■ PROBLEM: Only the pictures are left out: repeat the rest of the entries exactly.

:::

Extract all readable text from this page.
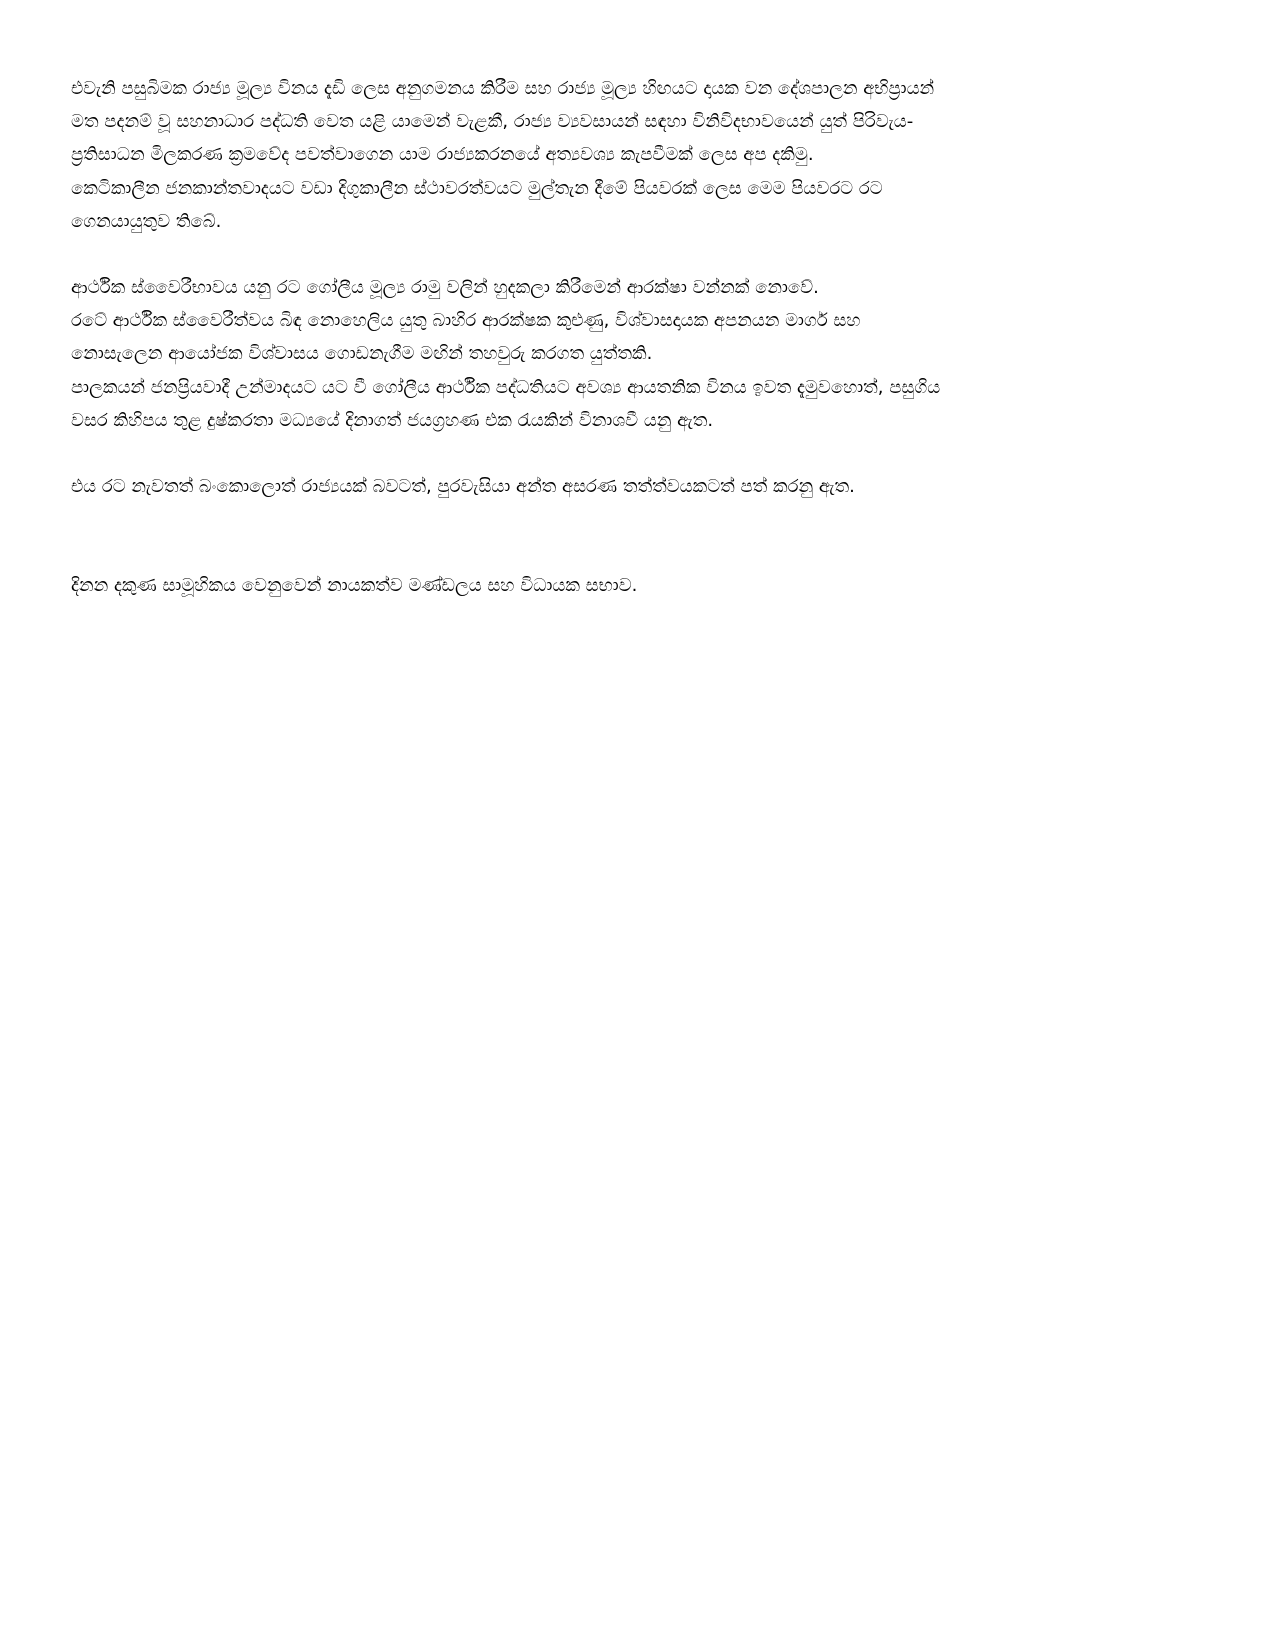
එවැනි පසුබිමක රාජ්‍ය මූල්‍ය විනය දැඩි ලෙස අනුගමනය කිරීම සහ රාජ්‍ය මූල්‍ය හිඟයට දායක වන දේශපාලන අභිප්‍රායන්
මත පදනම් වූ සහනාධාර පද්ධති වෙත යළි යාමෙන් වැළකී, රාජ්‍ය ව්‍යවසායන් සඳහා විනිවිදභාවයෙන් යුත් පිරිවැය-
ප්‍රතිසාධන මිලකරණ ක්‍රමවේද පවත්වාගෙන යාම රාජ්‍යකරනයේ අත්‍යවශ්‍ය කැපවීමක් ලෙස අප දකිමු.
කෙටිකාලීන ජනකාන්තවාදයට වඩා දිගුකාලීන ස්ථාවරත්වයට මුල්තැන දීමේ පියවරක් ලෙස මෙම පියවරට රට
ගෙනයායුතුව තිබේ.

ආර්ථික ස්වෛරීභාවය යනු රට ගෝලීය මූල්‍ය රාමු වලින් හුදකලා කිරීමෙන් ආරක්ෂා වන්නක් නොවේ.
රටේ ආර්ථික ස්වෛරීත්වය බිඳ නොහෙලිය යුතු බාහිර ආරක්ෂක කුළුණු, විශ්වාසදායක අපනයන මාර්ග සහ
නොසැලෙන ආයෝජක විශ්වාසය ගොඩනැගීම මඟින් තහවුරු කරගත යුත්තකි.
පාලකයන් ජනප්‍රියවාදී උන්මාදයට යට වී ගෝලීය ආර්ථික පද්ධතියට අවශ්‍ය ආයතනික විනය ඉවත දැමුවහොත්, පසුගිය
වසර කිහිපය තුළ දුෂ්කරතා මධ්‍යයේ දිනාගත් ජයග්‍රහණ එක රැයකින් විනාශවී යනු ඇත.

එය රට නැවතත් බංකොලොත් රාජ්‍යයක් බවටත්, පුරවැසියා අන්ත අසරණ තත්ත්වයකටත් පත් කරනු ඇත.

දිනන දකුණ සාමූහිකය වෙනුවෙන් නායකත්ව මණ්ඩලය සහ විධායක සභාව.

:::

■ RESULT OF THIS TASK:
Extract all readable text from this page.
එවැනි පසුබිමක රාජ්‍ය මූල්‍ය විනය දැඩි ලෙස අනුගමනය කිරීම සහ රාජ්‍ය මූල්‍ය හිඟයට දායක වන දේශපාලන අභිප්‍රායන්
මත පදනම් වූ සහනාධාර පද්ධති වෙත යළි යාමෙන් වැළකී, රාජ්‍ය ව්‍යවසායන් සඳහා විනිවිදභාවයෙන් යුත් පිරිවැය-
ප්‍රතිසාධන මිලකරණ ක්‍රමවේද පවත්වාගෙන යාම රාජ්‍යකරනයේ අත්‍යවශ්‍ය කැපවීමක් ලෙස අප දකිමු.
කෙටිකාලීන ජනකාන්තවාදයට වඩා දිගුකාලීන ස්ථාවරත්වයට මුල්තැන දීමේ පියවරක් ලෙස මෙම පියවරට රට
ගෙනයායුතුව තිබේ.

ආර්ථික ස්වෛරීභාවය යනු රට ගෝලීය මූල්‍ය රාමු වලින් හුදකලා කිරීමෙන් ආරක්ෂා වන්නක් නොවේ.
රටේ ආර්ථික ස්වෛරීත්වය බිඳ නොහෙලිය යුතු බාහිර ආරක්ෂක කුළුණු, විශ්වාසදායක අපනයන මාර්ග සහ
නොසැලෙන ආයෝජක විශ්වාසය ගොඩනැගීම මඟින් තහවුරු කරගත යුත්තකි.
පාලකයන් ජනප්‍රියවාදී උන්මාදයට යට වී ගෝලීය ආර්ථික පද්ධතියට අවශ්‍ය ආයතනික විනය ඉවත දැමුවහොත්, පසුගිය
වසර කිහිපය තුළ දුෂ්කරතා මධ්‍යයේ දිනාගත් ජයග්‍රහණ එක රැයකින් විනාශවී යනු ඇත.

එය රට නැවතත් බංකොලොත් රාජ්‍යයක් බවටත්, පුරවැසියා අන්ත අසරණ තත්ත්වයකටත් පත් කරනු ඇත.

දිනන දකුණ සාමූහිකය වෙනුවෙන් නායකත්ව මණ්ඩලය සහ විධායක සභාව.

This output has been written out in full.